== EXERCISE MATERIAL ==

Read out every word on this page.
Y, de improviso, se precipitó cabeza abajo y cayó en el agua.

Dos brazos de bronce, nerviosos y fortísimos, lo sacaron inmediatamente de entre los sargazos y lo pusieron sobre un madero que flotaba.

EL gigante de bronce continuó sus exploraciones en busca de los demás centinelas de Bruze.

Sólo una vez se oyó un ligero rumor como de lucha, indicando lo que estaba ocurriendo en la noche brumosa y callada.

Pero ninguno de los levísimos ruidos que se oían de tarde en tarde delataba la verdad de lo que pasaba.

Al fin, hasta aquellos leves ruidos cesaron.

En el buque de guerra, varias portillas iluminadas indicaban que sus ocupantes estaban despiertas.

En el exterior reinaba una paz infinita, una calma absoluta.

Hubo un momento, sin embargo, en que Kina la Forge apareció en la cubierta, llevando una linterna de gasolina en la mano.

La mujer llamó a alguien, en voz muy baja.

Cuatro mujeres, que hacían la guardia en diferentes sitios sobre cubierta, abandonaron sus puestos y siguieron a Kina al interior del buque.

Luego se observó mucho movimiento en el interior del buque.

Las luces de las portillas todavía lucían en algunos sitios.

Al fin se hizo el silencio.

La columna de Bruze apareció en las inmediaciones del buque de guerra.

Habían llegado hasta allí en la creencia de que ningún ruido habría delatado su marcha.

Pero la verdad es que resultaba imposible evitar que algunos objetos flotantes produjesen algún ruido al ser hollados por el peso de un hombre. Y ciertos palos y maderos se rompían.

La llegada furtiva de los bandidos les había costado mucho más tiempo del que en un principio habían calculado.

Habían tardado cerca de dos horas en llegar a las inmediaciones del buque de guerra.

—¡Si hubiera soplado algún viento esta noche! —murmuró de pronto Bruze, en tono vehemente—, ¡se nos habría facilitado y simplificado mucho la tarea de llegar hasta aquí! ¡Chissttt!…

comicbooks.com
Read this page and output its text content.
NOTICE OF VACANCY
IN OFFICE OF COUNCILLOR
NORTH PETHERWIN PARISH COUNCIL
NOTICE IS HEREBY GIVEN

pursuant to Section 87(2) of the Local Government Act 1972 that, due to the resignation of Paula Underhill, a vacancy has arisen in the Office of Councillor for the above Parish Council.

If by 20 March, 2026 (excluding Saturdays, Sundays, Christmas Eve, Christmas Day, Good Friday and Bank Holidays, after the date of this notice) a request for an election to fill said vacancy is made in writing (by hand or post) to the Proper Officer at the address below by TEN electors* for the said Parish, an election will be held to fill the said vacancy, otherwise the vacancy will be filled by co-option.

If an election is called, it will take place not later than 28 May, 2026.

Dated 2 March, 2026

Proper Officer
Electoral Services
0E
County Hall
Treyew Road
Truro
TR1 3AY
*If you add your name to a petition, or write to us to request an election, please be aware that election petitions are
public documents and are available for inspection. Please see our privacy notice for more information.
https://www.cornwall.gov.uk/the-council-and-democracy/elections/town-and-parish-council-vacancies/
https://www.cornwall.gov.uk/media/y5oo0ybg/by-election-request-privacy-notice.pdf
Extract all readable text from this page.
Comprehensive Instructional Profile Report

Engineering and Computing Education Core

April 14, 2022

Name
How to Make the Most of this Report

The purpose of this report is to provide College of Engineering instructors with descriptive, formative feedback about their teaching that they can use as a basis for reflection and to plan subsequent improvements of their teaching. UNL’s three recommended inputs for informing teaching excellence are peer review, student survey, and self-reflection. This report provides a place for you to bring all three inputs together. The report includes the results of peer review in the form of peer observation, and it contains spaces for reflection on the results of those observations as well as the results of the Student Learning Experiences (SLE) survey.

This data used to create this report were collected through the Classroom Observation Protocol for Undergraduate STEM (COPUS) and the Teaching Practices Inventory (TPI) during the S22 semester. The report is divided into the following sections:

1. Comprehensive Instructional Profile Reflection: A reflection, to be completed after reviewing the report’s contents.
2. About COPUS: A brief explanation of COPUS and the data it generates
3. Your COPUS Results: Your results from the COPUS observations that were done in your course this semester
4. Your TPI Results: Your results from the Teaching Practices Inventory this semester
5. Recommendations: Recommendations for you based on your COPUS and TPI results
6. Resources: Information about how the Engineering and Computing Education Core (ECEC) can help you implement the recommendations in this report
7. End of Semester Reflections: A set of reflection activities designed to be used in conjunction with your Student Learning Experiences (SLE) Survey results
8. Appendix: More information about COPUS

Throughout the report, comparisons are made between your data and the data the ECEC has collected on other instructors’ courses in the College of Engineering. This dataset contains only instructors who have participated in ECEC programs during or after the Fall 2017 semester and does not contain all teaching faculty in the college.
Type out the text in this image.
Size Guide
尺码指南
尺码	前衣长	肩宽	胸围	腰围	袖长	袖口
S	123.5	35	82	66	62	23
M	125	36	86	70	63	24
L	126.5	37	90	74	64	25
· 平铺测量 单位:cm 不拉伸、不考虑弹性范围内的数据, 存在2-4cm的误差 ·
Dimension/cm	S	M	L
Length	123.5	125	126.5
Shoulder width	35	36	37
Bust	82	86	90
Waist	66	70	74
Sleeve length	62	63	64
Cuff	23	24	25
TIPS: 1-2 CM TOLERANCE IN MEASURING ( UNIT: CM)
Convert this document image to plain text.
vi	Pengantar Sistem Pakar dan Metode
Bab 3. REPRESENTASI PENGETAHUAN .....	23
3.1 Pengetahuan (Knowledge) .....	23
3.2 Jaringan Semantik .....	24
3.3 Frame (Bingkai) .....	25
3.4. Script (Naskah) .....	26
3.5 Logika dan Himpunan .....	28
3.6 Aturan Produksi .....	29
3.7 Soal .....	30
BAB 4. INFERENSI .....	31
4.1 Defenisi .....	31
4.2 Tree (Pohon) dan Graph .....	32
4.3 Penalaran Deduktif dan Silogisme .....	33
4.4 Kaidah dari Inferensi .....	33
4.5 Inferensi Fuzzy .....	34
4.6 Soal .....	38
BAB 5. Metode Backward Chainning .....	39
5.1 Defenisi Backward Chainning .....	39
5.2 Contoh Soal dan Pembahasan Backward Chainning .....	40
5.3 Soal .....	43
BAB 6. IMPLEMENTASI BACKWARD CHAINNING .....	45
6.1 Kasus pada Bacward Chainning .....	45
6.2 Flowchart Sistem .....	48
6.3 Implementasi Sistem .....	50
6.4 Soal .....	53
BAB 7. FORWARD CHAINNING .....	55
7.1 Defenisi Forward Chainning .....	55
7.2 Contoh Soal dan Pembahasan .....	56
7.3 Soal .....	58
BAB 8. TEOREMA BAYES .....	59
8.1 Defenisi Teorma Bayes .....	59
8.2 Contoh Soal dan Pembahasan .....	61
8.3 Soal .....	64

===

**TASK TO CARRY OUT**
Could you give again exactly the lines from the line containing "Type out the text in this image." through the final line of the data above, and no others?

**WORKED SOLUTION**
Type out the text in this image.
Size Guide
尺码指南
尺码	前衣长	肩宽	胸围	腰围	袖长	袖口
S	123.5	35	82	66	62	23
M	125	36	86	70	63	24
L	126.5	37	90	74	64	25
· 平铺测量 单位:cm 不拉伸、不考虑弹性范围内的数据, 存在2-4cm的误差 ·
Dimension/cm	S	M	L
Length	123.5	125	126.5
Shoulder width	35	36	37
Bust	82	86	90
Waist	66	70	74
Sleeve length	62	63	64
Cuff	23	24	25
TIPS: 1-2 CM TOLERANCE IN MEASURING ( UNIT: CM)
Convert this document image to plain text.
vi	Pengantar Sistem Pakar dan Metode
Bab 3. REPRESENTASI PENGETAHUAN .....	23
3.1 Pengetahuan (Knowledge) .....	23
3.2 Jaringan Semantik .....	24
3.3 Frame (Bingkai) .....	25
3.4. Script (Naskah) .....	26
3.5 Logika dan Himpunan .....	28
3.6 Aturan Produksi .....	29
3.7 Soal .....	30
BAB 4. INFERENSI .....	31
4.1 Defenisi .....	31
4.2 Tree (Pohon) dan Graph .....	32
4.3 Penalaran Deduktif dan Silogisme .....	33
4.4 Kaidah dari Inferensi .....	33
4.5 Inferensi Fuzzy .....	34
4.6 Soal .....	38
BAB 5. Metode Backward Chainning .....	39
5.1 Defenisi Backward Chainning .....	39
5.2 Contoh Soal dan Pembahasan Backward Chainning .....	40
5.3 Soal .....	43
BAB 6. IMPLEMENTASI BACKWARD CHAINNING .....	45
6.1 Kasus pada Bacward Chainning .....	45
6.2 Flowchart Sistem .....	48
6.3 Implementasi Sistem .....	50
6.4 Soal .....	53
BAB 7. FORWARD CHAINNING .....	55
7.1 Defenisi Forward Chainning .....	55
7.2 Contoh Soal dan Pembahasan .....	56
7.3 Soal .....	58
BAB 8. TEOREMA BAYES .....	59
8.1 Defenisi Teorma Bayes .....	59
8.2 Contoh Soal dan Pembahasan .....	61
8.3 Soal .....	64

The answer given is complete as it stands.